- What is required -
Each entry in the listing below should be restated word for word.

- Records shown -
==============================
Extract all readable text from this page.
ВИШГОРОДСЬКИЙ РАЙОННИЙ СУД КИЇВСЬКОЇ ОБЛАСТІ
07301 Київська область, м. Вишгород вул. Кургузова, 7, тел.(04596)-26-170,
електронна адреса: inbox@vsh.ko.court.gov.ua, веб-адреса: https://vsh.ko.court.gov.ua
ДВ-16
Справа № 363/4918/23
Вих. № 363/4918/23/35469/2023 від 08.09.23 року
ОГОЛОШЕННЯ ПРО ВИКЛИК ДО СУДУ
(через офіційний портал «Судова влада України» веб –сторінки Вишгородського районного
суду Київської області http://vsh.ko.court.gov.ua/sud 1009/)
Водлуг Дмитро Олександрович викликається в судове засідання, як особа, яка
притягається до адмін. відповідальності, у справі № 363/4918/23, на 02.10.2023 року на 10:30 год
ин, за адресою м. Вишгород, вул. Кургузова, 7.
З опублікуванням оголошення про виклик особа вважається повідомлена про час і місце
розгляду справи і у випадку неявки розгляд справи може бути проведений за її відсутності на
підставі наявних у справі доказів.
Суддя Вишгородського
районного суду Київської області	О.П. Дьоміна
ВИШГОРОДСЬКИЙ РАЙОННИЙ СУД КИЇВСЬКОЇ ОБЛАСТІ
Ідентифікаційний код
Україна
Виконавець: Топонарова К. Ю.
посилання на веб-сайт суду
==============================
- Answer to this task -
Extract all readable text from this page.
ВИШГОРОДСЬКИЙ РАЙОННИЙ СУД КИЇВСЬКОЇ ОБЛАСТІ
07301 Київська область, м. Вишгород вул. Кургузова, 7, тел.(04596)-26-170,
електронна адреса: inbox@vsh.ko.court.gov.ua, веб-адреса: https://vsh.ko.court.gov.ua
ДВ-16
Справа № 363/4918/23
Вих. № 363/4918/23/35469/2023 від 08.09.23 року
ОГОЛОШЕННЯ ПРО ВИКЛИК ДО СУДУ
(через офіційний портал «Судова влада України» веб –сторінки Вишгородського районного
суду Київської області http://vsh.ko.court.gov.ua/sud 1009/)
Водлуг Дмитро Олександрович викликається в судове засідання, як особа, яка
притягається до адмін. відповідальності, у справі № 363/4918/23, на 02.10.2023 року на 10:30 год
ин, за адресою м. Вишгород, вул. Кургузова, 7.
З опублікуванням оголошення про виклик особа вважається повідомлена про час і місце
розгляду справи і у випадку неявки розгляд справи може бути проведений за її відсутності на
підставі наявних у справі доказів.
Суддя Вишгородського
районного суду Київської області	О.П. Дьоміна
ВИШГОРОДСЬКИЙ РАЙОННИЙ СУД КИЇВСЬКОЇ ОБЛАСТІ
Ідентифікаційний код
Україна
Виконавець: Топонарова К. Ю.
посилання на веб-сайт суду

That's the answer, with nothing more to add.